===== Given data

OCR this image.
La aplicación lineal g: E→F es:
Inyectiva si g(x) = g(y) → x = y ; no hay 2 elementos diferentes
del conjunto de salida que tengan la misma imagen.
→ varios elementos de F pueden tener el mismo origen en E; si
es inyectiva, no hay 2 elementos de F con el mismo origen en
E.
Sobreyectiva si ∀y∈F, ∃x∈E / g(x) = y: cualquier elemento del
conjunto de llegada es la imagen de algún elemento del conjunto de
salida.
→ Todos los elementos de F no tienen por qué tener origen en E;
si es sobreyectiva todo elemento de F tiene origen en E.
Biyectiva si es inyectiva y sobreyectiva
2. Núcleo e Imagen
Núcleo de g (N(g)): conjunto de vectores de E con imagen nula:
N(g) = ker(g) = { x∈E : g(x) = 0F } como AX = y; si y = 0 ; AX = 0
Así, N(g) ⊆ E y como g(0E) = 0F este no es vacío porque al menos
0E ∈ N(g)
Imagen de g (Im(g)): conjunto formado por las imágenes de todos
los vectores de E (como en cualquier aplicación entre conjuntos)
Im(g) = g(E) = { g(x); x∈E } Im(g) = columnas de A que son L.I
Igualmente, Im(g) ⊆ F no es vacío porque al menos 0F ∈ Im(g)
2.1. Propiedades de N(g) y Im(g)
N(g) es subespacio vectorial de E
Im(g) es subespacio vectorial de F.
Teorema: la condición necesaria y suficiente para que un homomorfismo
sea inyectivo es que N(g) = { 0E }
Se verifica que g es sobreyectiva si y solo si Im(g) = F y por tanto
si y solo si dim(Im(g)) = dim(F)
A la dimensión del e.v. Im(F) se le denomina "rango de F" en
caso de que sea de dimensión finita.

==========
===== Given data

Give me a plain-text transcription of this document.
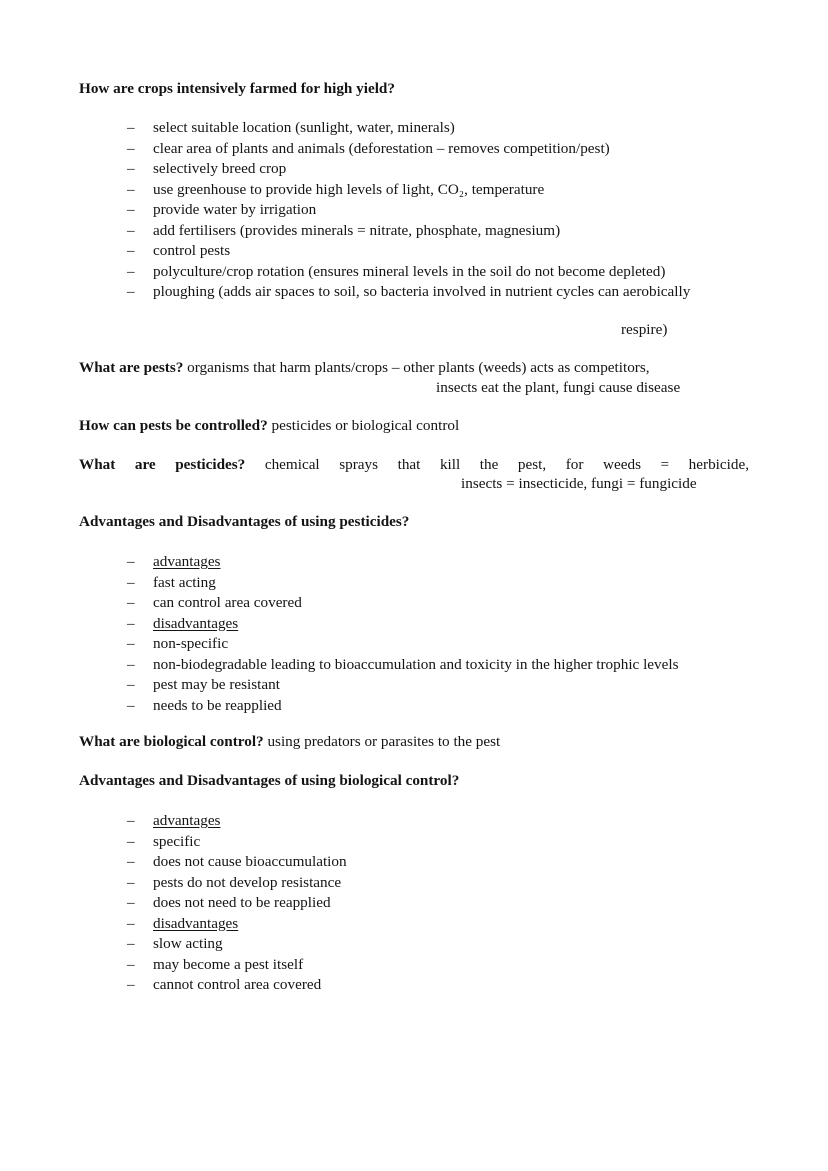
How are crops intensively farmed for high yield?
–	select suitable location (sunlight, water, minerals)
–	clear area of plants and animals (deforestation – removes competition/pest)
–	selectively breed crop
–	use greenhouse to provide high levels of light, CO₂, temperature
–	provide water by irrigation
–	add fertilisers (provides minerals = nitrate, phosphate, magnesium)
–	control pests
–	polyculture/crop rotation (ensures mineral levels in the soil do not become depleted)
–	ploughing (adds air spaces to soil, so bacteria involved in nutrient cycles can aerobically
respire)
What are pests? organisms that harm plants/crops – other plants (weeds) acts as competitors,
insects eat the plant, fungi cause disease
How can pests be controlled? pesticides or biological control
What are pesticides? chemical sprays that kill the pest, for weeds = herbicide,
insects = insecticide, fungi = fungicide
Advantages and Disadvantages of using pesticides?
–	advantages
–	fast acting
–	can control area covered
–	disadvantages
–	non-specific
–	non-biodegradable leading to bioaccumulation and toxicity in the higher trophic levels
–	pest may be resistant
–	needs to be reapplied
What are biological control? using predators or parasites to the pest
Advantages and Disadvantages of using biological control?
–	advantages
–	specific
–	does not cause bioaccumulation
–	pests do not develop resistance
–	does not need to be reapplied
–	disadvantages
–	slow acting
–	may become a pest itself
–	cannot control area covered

==========
===== Given data

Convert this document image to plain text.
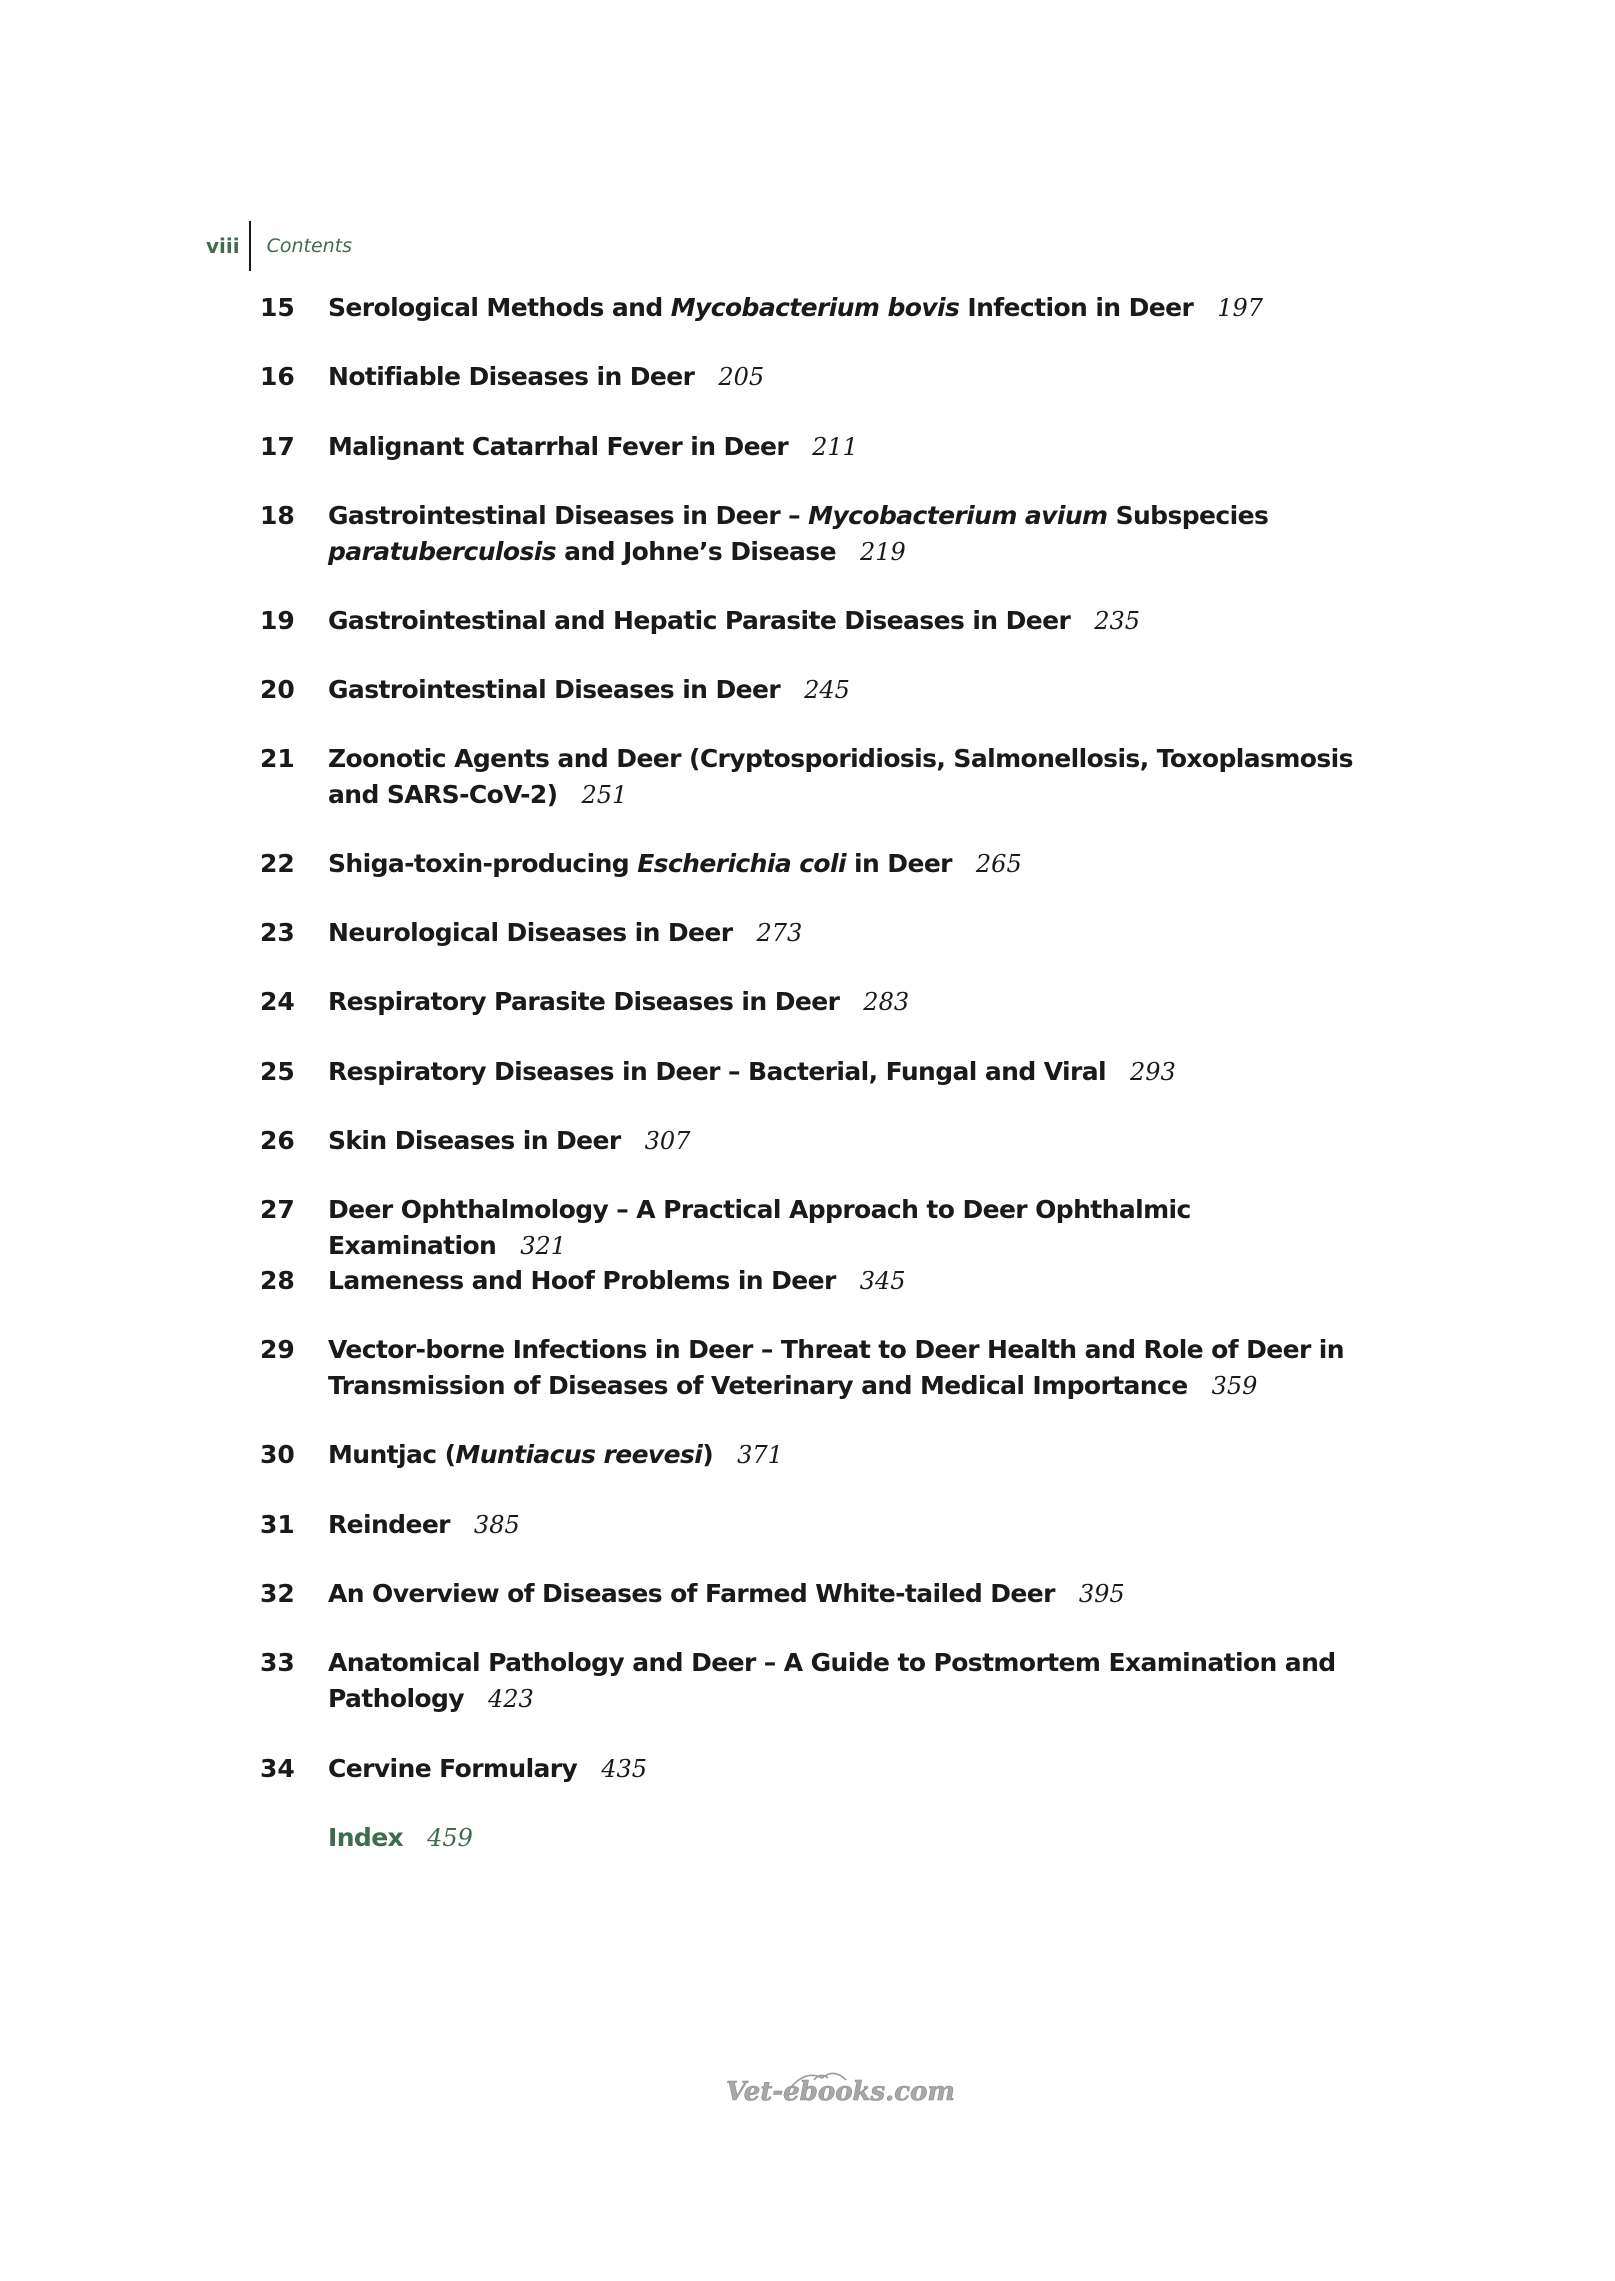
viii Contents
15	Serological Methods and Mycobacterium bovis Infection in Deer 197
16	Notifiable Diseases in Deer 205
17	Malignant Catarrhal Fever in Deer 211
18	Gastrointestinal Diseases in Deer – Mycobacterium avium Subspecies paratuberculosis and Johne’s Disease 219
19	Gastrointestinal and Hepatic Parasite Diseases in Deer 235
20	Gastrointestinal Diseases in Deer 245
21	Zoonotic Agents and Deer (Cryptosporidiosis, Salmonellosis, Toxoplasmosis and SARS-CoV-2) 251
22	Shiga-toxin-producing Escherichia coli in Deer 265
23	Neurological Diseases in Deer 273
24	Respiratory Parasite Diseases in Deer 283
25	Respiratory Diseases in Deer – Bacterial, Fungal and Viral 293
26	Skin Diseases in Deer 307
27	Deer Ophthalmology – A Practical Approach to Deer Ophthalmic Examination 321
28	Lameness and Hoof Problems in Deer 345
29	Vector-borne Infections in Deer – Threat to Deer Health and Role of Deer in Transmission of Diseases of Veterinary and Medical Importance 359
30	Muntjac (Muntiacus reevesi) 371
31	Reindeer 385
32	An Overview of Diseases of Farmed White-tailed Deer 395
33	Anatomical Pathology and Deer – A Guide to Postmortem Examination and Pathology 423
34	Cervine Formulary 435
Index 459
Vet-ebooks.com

==========

**Problem statement:**
Write out each line above containing "tener".

**Exercise response:**
→ varios elementos de F pueden tener el mismo origen en E; si
→ Todos los elementos de F no tienen por qué tener origen en E;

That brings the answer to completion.